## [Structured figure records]

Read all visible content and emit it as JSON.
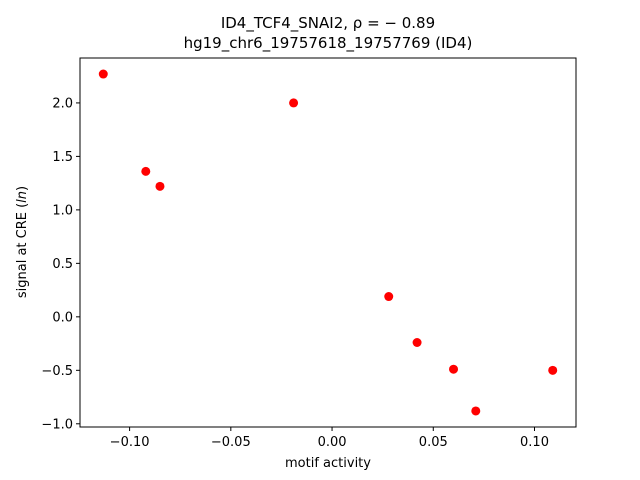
{
  "chart_data": {
    "type": "scatter",
    "title": "ID4_TCF4_SNAI2, ρ = − 0.89",
    "subtitle": "hg19_chr6_19757618_19757769 (ID4)",
    "xlabel": "motif activity",
    "ylabel": "signal at CRE (ln)",
    "xlim": [
      -0.1245,
      0.1205
    ],
    "ylim": [
      -1.03,
      2.42
    ],
    "xticks": [
      -0.1,
      -0.05,
      0.0,
      0.05,
      0.1
    ],
    "xtick_labels": [
      "−0.10",
      "−0.05",
      "0.00",
      "0.05",
      "0.10"
    ],
    "yticks": [
      -1.0,
      -0.5,
      0.0,
      0.5,
      1.0,
      1.5,
      2.0
    ],
    "ytick_labels": [
      "−1.0",
      "−0.5",
      "0.0",
      "0.5",
      "1.0",
      "1.5",
      "2.0"
    ],
    "grid": false,
    "marker_color": "#ff0000",
    "points": [
      {
        "x": -0.113,
        "y": 2.27
      },
      {
        "x": -0.092,
        "y": 1.36
      },
      {
        "x": -0.085,
        "y": 1.22
      },
      {
        "x": -0.019,
        "y": 2.0
      },
      {
        "x": 0.028,
        "y": 0.19
      },
      {
        "x": 0.042,
        "y": -0.24
      },
      {
        "x": 0.06,
        "y": -0.49
      },
      {
        "x": 0.071,
        "y": -0.88
      },
      {
        "x": 0.109,
        "y": -0.5
      }
    ]
  }
}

## [What the exercise asks]
Reproduce the material in its entirety and word for word, without the pictures.

## [Answer for this exercise]
Read all visible content and emit it as JSON.
{
  "chart_data": {
    "type": "scatter",
    "title": "ID4_TCF4_SNAI2, ρ = − 0.89",
    "subtitle": "hg19_chr6_19757618_19757769 (ID4)",
    "xlabel": "motif activity",
    "ylabel": "signal at CRE (ln)",
    "xlim": [
      -0.1245,
      0.1205
    ],
    "ylim": [
      -1.03,
      2.42
    ],
    "xticks": [
      -0.1,
      -0.05,
      0.0,
      0.05,
      0.1
    ],
    "xtick_labels": [
      "−0.10",
      "−0.05",
      "0.00",
      "0.05",
      "0.10"
    ],
    "yticks": [
      -1.0,
      -0.5,
      0.0,
      0.5,
      1.0,
      1.5,
      2.0
    ],
    "ytick_labels": [
      "−1.0",
      "−0.5",
      "0.0",
      "0.5",
      "1.0",
      "1.5",
      "2.0"
    ],
    "grid": false,
    "marker_color": "#ff0000",
    "points": [
      {
        "x": -0.113,
        "y": 2.27
      },
      {
        "x": -0.092,
        "y": 1.36
      },
      {
        "x": -0.085,
        "y": 1.22
      },
      {
        "x": -0.019,
        "y": 2.0
      },
      {
        "x": 0.028,
        "y": 0.19
      },
      {
        "x": 0.042,
        "y": -0.24
      },
      {
        "x": 0.06,
        "y": -0.49
      },
      {
        "x": 0.071,
        "y": -0.88
      },
      {
        "x": 0.109,
        "y": -0.5
      }
    ]
  }
}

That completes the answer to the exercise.